── Dataset records

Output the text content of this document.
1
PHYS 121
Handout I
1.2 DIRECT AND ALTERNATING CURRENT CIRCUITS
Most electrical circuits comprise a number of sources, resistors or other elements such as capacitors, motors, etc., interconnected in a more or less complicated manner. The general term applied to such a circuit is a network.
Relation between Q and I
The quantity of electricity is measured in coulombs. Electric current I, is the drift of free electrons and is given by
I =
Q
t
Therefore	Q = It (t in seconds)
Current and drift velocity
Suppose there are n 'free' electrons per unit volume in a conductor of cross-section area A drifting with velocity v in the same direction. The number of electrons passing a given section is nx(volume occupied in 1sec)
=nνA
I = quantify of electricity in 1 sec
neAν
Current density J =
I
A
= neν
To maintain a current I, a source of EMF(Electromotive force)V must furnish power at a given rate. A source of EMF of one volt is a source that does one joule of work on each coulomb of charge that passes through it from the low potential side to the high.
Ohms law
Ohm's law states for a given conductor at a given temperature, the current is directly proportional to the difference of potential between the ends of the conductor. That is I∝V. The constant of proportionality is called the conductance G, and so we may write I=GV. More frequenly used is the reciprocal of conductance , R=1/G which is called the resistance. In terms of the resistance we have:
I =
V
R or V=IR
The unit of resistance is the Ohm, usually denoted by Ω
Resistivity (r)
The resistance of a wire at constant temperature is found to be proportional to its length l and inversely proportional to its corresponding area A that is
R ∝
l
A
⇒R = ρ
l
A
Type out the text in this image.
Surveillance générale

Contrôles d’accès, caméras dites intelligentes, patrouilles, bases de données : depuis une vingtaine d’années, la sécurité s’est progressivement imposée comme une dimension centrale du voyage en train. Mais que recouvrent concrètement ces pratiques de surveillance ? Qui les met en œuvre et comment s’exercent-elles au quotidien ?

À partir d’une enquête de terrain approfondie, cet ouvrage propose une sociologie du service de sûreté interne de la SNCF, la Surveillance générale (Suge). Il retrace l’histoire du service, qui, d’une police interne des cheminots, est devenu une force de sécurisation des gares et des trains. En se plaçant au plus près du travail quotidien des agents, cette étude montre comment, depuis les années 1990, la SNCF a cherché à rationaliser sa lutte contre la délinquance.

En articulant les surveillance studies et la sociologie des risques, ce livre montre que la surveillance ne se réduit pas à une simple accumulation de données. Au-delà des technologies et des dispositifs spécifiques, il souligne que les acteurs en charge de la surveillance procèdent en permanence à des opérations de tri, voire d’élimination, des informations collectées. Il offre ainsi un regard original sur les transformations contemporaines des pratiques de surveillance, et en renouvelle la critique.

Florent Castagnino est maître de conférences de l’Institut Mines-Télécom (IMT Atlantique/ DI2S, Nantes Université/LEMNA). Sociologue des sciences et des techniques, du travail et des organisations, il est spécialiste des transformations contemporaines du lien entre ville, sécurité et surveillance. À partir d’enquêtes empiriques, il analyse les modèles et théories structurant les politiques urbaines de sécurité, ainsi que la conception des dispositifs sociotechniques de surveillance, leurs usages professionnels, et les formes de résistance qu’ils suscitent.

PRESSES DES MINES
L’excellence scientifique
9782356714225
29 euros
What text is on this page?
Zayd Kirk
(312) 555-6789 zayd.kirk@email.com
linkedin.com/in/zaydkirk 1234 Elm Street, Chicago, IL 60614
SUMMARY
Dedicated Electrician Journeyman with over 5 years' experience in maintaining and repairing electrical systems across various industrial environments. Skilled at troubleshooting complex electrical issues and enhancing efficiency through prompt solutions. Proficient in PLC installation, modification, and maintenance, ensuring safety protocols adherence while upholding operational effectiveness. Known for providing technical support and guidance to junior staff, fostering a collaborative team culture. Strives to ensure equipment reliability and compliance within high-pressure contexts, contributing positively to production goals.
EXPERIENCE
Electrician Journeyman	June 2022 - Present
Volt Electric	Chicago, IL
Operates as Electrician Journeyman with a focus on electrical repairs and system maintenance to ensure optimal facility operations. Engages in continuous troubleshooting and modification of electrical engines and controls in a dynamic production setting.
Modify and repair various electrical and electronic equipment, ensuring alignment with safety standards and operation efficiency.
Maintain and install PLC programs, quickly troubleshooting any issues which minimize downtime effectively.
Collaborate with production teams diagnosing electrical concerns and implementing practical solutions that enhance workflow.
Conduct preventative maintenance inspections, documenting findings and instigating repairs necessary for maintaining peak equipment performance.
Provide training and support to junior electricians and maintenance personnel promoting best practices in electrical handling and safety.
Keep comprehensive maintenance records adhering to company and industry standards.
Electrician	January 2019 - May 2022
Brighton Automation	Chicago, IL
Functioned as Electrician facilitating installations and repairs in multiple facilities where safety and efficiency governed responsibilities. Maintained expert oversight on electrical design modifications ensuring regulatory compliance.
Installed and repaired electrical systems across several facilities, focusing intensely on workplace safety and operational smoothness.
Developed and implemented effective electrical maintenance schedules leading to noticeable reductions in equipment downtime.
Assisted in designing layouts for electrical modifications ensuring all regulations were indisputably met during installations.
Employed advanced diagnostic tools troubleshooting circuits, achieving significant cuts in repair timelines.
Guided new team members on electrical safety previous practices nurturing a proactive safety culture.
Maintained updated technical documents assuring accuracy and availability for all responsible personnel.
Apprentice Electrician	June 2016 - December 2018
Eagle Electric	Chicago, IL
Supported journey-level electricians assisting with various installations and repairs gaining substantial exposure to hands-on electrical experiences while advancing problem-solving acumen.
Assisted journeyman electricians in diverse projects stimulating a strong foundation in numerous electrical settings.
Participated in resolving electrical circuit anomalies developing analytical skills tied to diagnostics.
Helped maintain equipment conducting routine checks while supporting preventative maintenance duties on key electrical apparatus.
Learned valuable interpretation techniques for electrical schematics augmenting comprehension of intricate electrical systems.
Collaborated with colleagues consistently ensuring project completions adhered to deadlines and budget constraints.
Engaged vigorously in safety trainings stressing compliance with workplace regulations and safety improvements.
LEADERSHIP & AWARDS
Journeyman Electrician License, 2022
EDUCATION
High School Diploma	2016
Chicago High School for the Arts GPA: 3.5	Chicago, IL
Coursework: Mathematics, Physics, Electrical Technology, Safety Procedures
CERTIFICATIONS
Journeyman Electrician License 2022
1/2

────

• **Given problem**
From the listing, tally every line with the word "workplace" in it and give only the tally.

• **Reply to the exercise**
2